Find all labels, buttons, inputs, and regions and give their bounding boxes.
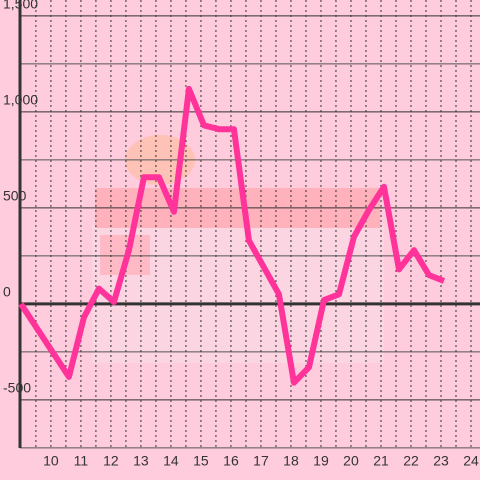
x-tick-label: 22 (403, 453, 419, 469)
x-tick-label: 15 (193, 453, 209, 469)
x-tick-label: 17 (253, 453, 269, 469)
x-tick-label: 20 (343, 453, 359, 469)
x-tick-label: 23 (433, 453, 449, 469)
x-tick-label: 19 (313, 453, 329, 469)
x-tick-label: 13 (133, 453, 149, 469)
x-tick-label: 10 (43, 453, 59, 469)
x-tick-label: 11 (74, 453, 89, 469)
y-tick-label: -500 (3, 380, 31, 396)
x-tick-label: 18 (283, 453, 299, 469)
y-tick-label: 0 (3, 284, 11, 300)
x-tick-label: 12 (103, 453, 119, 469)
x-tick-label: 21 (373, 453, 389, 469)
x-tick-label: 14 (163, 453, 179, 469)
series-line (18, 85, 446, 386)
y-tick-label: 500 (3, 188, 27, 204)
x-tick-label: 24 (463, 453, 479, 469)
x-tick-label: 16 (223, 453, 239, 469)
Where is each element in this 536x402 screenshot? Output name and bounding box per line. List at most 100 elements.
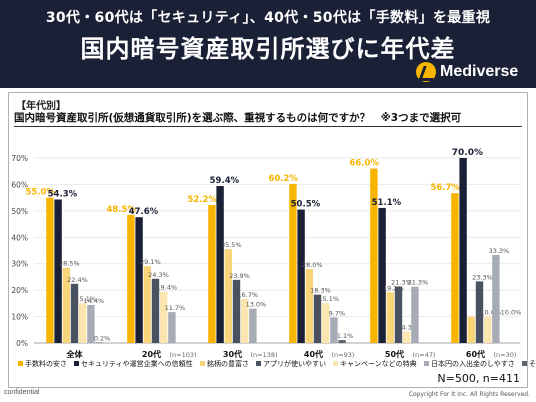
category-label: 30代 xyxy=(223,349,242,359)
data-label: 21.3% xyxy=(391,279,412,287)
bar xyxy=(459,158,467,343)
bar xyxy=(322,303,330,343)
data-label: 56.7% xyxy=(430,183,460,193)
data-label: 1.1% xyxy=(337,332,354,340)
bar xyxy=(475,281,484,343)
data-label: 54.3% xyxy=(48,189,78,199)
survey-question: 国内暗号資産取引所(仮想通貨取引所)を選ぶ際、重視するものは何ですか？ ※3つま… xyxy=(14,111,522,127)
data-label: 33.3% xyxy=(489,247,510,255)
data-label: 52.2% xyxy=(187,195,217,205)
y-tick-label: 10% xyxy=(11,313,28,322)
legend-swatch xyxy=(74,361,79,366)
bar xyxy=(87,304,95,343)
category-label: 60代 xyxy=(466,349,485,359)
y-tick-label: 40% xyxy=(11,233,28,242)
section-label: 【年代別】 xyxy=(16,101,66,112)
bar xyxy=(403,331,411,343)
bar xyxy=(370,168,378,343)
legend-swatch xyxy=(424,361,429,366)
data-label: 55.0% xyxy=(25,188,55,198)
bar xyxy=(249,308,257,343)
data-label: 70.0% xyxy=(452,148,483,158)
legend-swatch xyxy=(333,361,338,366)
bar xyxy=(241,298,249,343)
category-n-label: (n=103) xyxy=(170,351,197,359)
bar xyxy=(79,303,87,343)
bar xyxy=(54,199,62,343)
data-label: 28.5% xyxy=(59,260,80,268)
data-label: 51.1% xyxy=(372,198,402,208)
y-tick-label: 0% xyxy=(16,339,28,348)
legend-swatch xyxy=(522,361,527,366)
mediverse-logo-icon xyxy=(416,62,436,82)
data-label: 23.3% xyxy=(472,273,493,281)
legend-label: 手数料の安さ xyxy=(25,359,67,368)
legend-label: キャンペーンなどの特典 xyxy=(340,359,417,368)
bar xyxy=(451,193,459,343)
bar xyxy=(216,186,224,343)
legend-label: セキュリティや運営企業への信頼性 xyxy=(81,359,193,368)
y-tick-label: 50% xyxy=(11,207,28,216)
---
Task: Recast the lines between the one holding "category-label: 30代 xyxy=(223,349,242,359)" and the one holding "data-label: 54.3% xyxy=(48,189,78,199)", inclusive, as a Markdown table with a Row column for the row number and a Line column for the line itself, and skip any blank lines.

Response to the task:
| Row | Line |
|---|---|
| 1 | category-label: 30代 xyxy=(223,349,242,359) |
| 2 | data-label: 21.3% xyxy=(391,279,412,287) |
| 3 | bar xyxy=(459,158,467,343) |
| 4 | bar xyxy=(322,303,330,343) |
| 5 | data-label: 56.7% xyxy=(430,183,460,193) |
| 6 | data-label: 1.1% xyxy=(337,332,354,340) |
| 7 | bar xyxy=(475,281,484,343) |
| 8 | data-label: 54.3% xyxy=(48,189,78,199) |